▶ _Exercise data_:
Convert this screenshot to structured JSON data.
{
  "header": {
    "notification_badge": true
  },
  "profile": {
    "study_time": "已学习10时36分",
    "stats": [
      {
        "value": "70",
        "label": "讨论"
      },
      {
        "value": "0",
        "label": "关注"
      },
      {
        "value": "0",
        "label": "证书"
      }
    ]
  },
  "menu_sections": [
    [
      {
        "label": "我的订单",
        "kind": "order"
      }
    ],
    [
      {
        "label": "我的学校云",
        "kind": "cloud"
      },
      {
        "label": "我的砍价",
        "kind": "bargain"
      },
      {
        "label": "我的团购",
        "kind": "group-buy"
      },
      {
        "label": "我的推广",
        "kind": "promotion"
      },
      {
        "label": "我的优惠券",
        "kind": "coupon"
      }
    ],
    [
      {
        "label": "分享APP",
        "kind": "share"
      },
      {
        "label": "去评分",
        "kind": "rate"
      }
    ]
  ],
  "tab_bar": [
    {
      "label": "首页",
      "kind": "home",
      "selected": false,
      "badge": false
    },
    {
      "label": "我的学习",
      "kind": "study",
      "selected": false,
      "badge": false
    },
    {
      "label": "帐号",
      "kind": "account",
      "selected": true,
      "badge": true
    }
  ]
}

▶ _Set task_: Copy each line containing the word "true" from the data.

▶ _Expected output_:
    "notification_badge": true
      "selected": true,
      "badge": true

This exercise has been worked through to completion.